▶ Exercise: Your task is to copy every line of the entries that holds the word "selection".

▶ Input data:
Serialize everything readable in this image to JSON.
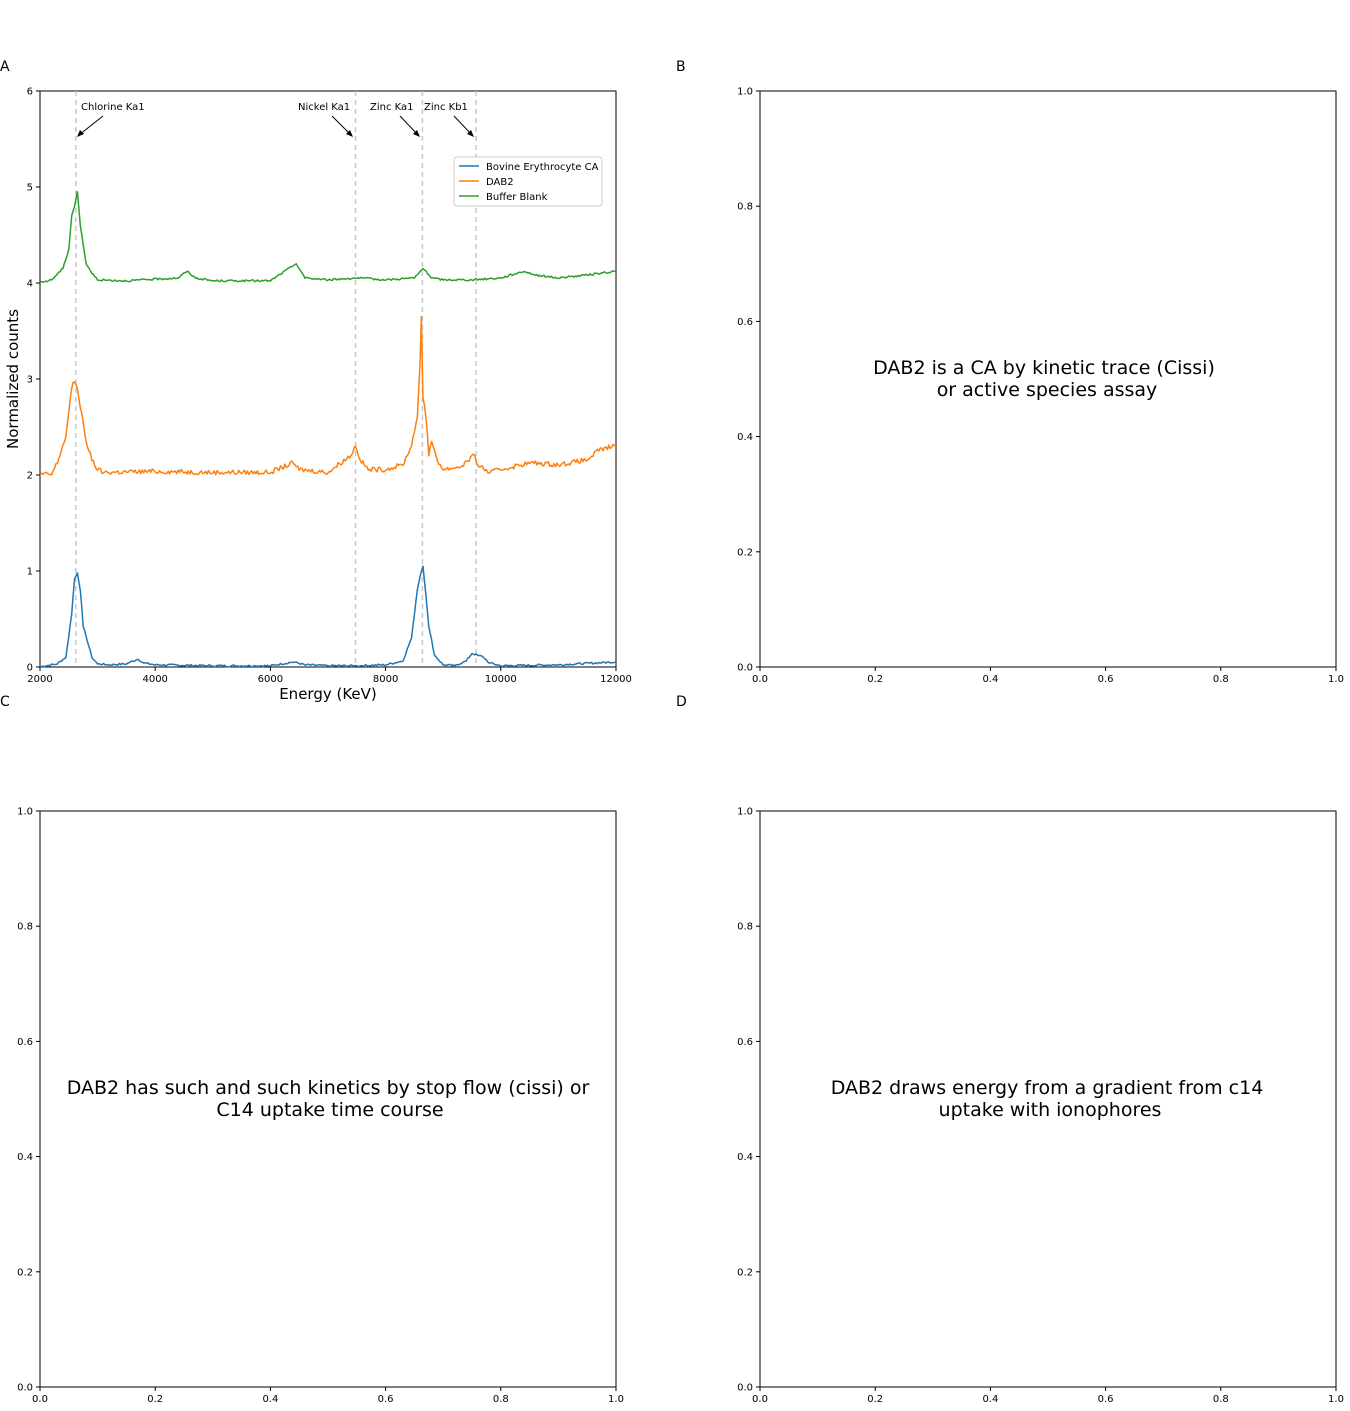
{
  "chart_data": [
    {
      "panel": "A",
      "type": "line",
      "xlabel": "Energy (KeV)",
      "ylabel": "Normalized counts",
      "xlim": [
        2000,
        12000
      ],
      "ylim": [
        0,
        6
      ],
      "xticks": [
        "2000",
        "4000",
        "6000",
        "8000",
        "10000",
        "12000"
      ],
      "yticks": [
        "0",
        "1",
        "2",
        "3",
        "4",
        "5",
        "6"
      ],
      "legend_position": "upper-right",
      "grid": false,
      "reference_lines": [
        {
          "label": "Chlorine Ka1",
          "x": 2622
        },
        {
          "label": "Nickel Ka1",
          "x": 7478
        },
        {
          "label": "Zinc Ka1",
          "x": 8639
        },
        {
          "label": "Zinc Kb1",
          "x": 9572
        }
      ],
      "series": [
        {
          "name": "Bovine Erythrocyte CA",
          "color": "#1f77b4",
          "x": [
            2000,
            2300,
            2450,
            2550,
            2600,
            2650,
            2700,
            2750,
            2800,
            2900,
            3000,
            3200,
            3500,
            3700,
            3800,
            4000,
            5000,
            6000,
            6400,
            6600,
            7000,
            7500,
            8000,
            8300,
            8450,
            8550,
            8600,
            8650,
            8700,
            8750,
            8850,
            9000,
            9200,
            9400,
            9500,
            9600,
            9700,
            9800,
            10000,
            11000,
            12000
          ],
          "y": [
            0.0,
            0.03,
            0.1,
            0.55,
            0.92,
            0.98,
            0.8,
            0.42,
            0.32,
            0.1,
            0.03,
            0.02,
            0.03,
            0.08,
            0.04,
            0.02,
            0.01,
            0.01,
            0.05,
            0.02,
            0.01,
            0.01,
            0.02,
            0.06,
            0.3,
            0.8,
            0.95,
            1.05,
            0.75,
            0.42,
            0.12,
            0.02,
            0.01,
            0.06,
            0.14,
            0.12,
            0.1,
            0.04,
            0.01,
            0.02,
            0.05
          ]
        },
        {
          "name": "DAB2",
          "color": "#ff7f0e",
          "x": [
            2000,
            2200,
            2300,
            2450,
            2550,
            2600,
            2650,
            2700,
            2750,
            2800,
            2900,
            3000,
            3100,
            4000,
            5000,
            6000,
            6400,
            6500,
            7000,
            7400,
            7480,
            7560,
            7700,
            8000,
            8300,
            8450,
            8550,
            8600,
            8620,
            8650,
            8700,
            8750,
            8800,
            8900,
            9000,
            9300,
            9550,
            9600,
            9800,
            10000,
            10500,
            11000,
            11500,
            11700,
            12000
          ],
          "y": [
            2.0,
            2.0,
            2.12,
            2.4,
            2.9,
            2.97,
            2.9,
            2.7,
            2.55,
            2.35,
            2.15,
            2.05,
            2.02,
            2.03,
            2.02,
            2.02,
            2.12,
            2.05,
            2.02,
            2.2,
            2.3,
            2.15,
            2.05,
            2.05,
            2.1,
            2.3,
            2.6,
            3.2,
            3.65,
            2.8,
            2.6,
            2.2,
            2.35,
            2.15,
            2.05,
            2.08,
            2.2,
            2.1,
            2.02,
            2.05,
            2.12,
            2.1,
            2.15,
            2.25,
            2.3
          ]
        },
        {
          "name": "Buffer Blank",
          "color": "#2ca02c",
          "x": [
            2000,
            2200,
            2400,
            2500,
            2550,
            2600,
            2650,
            2700,
            2750,
            2800,
            2900,
            3000,
            3500,
            4400,
            4550,
            4700,
            5000,
            6000,
            6400,
            6450,
            6600,
            7000,
            7500,
            8000,
            8500,
            8650,
            8800,
            9000,
            9500,
            10000,
            10400,
            10600,
            11000,
            11500,
            12000
          ],
          "y": [
            4.0,
            4.03,
            4.15,
            4.35,
            4.7,
            4.8,
            4.95,
            4.6,
            4.4,
            4.2,
            4.1,
            4.03,
            4.02,
            4.05,
            4.12,
            4.05,
            4.02,
            4.02,
            4.18,
            4.2,
            4.05,
            4.03,
            4.05,
            4.03,
            4.05,
            4.15,
            4.05,
            4.03,
            4.03,
            4.05,
            4.12,
            4.08,
            4.05,
            4.08,
            4.12
          ]
        }
      ]
    },
    {
      "panel": "B",
      "type": "line",
      "xlim": [
        0.0,
        1.0
      ],
      "ylim": [
        0.0,
        1.0
      ],
      "xticks": [
        "0.0",
        "0.2",
        "0.4",
        "0.6",
        "0.8",
        "1.0"
      ],
      "yticks": [
        "0.0",
        "0.2",
        "0.4",
        "0.6",
        "0.8",
        "1.0"
      ],
      "annotation": [
        "DAB2 is a CA by kinetic trace (Cissi)",
        "or active species assay"
      ],
      "series": []
    },
    {
      "panel": "C",
      "type": "line",
      "xlim": [
        0.0,
        1.0
      ],
      "ylim": [
        0.0,
        1.0
      ],
      "xticks": [
        "0.0",
        "0.2",
        "0.4",
        "0.6",
        "0.8",
        "1.0"
      ],
      "yticks": [
        "0.0",
        "0.2",
        "0.4",
        "0.6",
        "0.8",
        "1.0"
      ],
      "annotation": [
        "DAB2 has such and such kinetics by stop flow (cissi) or",
        "C14 uptake time course"
      ],
      "series": []
    },
    {
      "panel": "D",
      "type": "line",
      "xlim": [
        0.0,
        1.0
      ],
      "ylim": [
        0.0,
        1.0
      ],
      "xticks": [
        "0.0",
        "0.2",
        "0.4",
        "0.6",
        "0.8",
        "1.0"
      ],
      "yticks": [
        "0.0",
        "0.2",
        "0.4",
        "0.6",
        "0.8",
        "1.0"
      ],
      "annotation": [
        "DAB2 draws energy from a gradient from c14",
        "uptake with ionophores"
      ],
      "series": []
    }
  ]
}
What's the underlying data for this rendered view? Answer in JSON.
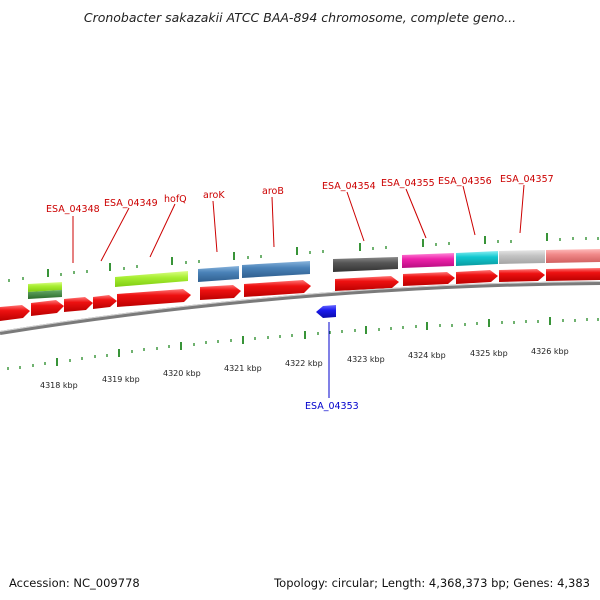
{
  "title": "Cronobacter sakazakii ATCC BAA-894 chromosome, complete geno...",
  "footer": {
    "accession": "Accession: NC_009778",
    "summary": "Topology: circular; Length: 4,368,373 bp; Genes: 4,383"
  },
  "gene_labels": [
    "ESA_04348",
    "ESA_04349",
    "hofQ",
    "aroK",
    "aroB",
    "ESA_04354",
    "ESA_04355",
    "ESA_04356",
    "ESA_04357"
  ],
  "minus_label": "ESA_04353",
  "scale_labels": [
    "4318 kbp",
    "4319 kbp",
    "4320 kbp",
    "4321 kbp",
    "4322 kbp",
    "4323 kbp",
    "4324 kbp",
    "4325 kbp",
    "4326 kbp"
  ],
  "colors": {
    "cds": "#ee1111",
    "label_red": "#cc0000",
    "label_blue": "#0000cc",
    "tick_green": "#228822",
    "backbone": "#8a8a8a",
    "lime": "#a8ee33",
    "steel_blue": "#4a82b8",
    "dark_gray": "#555555",
    "magenta": "#ee22aa",
    "cyan": "#11c8d0",
    "light_gray": "#c4c4c4",
    "salmon": "#f08888",
    "minus_strand": "#1a1aee"
  }
}
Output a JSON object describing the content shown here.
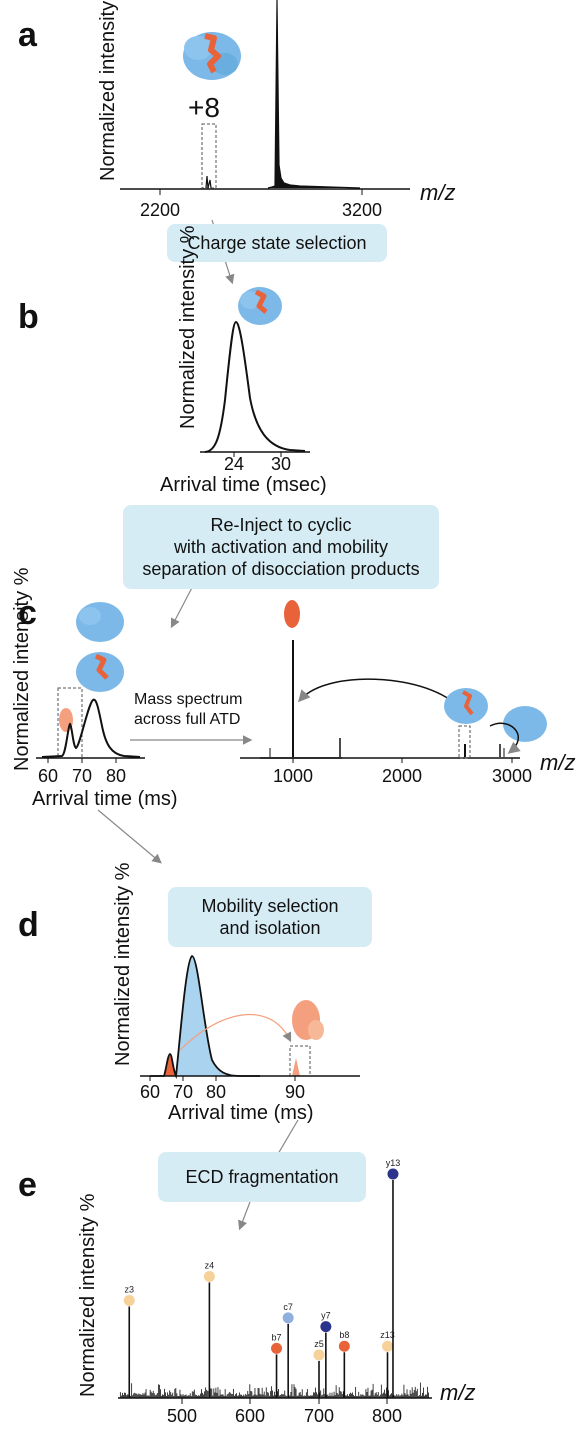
{
  "panels": {
    "a": {
      "letter": "a",
      "ylabel": "Normalized intensity %",
      "charge": "+8",
      "ticks": [
        "2200",
        "3200"
      ],
      "xunit": "m/z"
    },
    "b": {
      "letter": "b",
      "ylabel": "Normalized intensity %",
      "ticks": [
        "24",
        "30"
      ],
      "xlabel": "Arrival time (msec)"
    },
    "c": {
      "letter": "c",
      "ylabel": "Normalized intensity %",
      "ticks_left": [
        "60",
        "70",
        "80"
      ],
      "xlabel_left": "Arrival time (ms)",
      "arrow_label": "Mass spectrum\nacross full ATD",
      "ticks_right": [
        "1000",
        "2000",
        "3000"
      ],
      "xunit_right": "m/z"
    },
    "d": {
      "letter": "d",
      "ylabel": "Normalized intensity %",
      "ticks": [
        "60",
        "70",
        "80",
        "90"
      ],
      "xlabel": "Arrival time (ms)"
    },
    "e": {
      "letter": "e",
      "ylabel": "Normalized intensity %",
      "ticks": [
        "500",
        "600",
        "700",
        "800"
      ],
      "xunit": "m/z"
    }
  },
  "steps": {
    "s1": "Charge state selection",
    "s2": "Re-Inject to cyclic\nwith activation and mobility\nseparation of disocciation products",
    "s3": "Mobility selection\nand isolation",
    "s4": "ECD fragmentation"
  },
  "ions": [
    {
      "label": "z3",
      "mz": 423,
      "rel": 0.42,
      "color": "#f7d19a"
    },
    {
      "label": "z4",
      "mz": 540,
      "rel": 0.53,
      "color": "#f7d19a"
    },
    {
      "label": "b7",
      "mz": 638,
      "rel": 0.2,
      "color": "#e8633a"
    },
    {
      "label": "c7",
      "mz": 655,
      "rel": 0.34,
      "color": "#8fb0de"
    },
    {
      "label": "z5",
      "mz": 700,
      "rel": 0.17,
      "color": "#f7d19a"
    },
    {
      "label": "y7",
      "mz": 710,
      "rel": 0.3,
      "color": "#2b348c"
    },
    {
      "label": "b8",
      "mz": 737,
      "rel": 0.21,
      "color": "#e8633a"
    },
    {
      "label": "z13",
      "mz": 800,
      "rel": 0.21,
      "color": "#f7d19a"
    },
    {
      "label": "y13",
      "mz": 808,
      "rel": 1.0,
      "color": "#2b348c"
    }
  ],
  "colors": {
    "protein": "#7cb9e8",
    "ligand": "#e8633a",
    "ligand_light": "#f4a07e",
    "box": "#d6ecf5",
    "arrow": "#888888",
    "peak_fill": "#a9d3ef"
  }
}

▶ Written answer:
    "s1": "Charge state selection",
    "s3": "Mobility selection\nand isolation",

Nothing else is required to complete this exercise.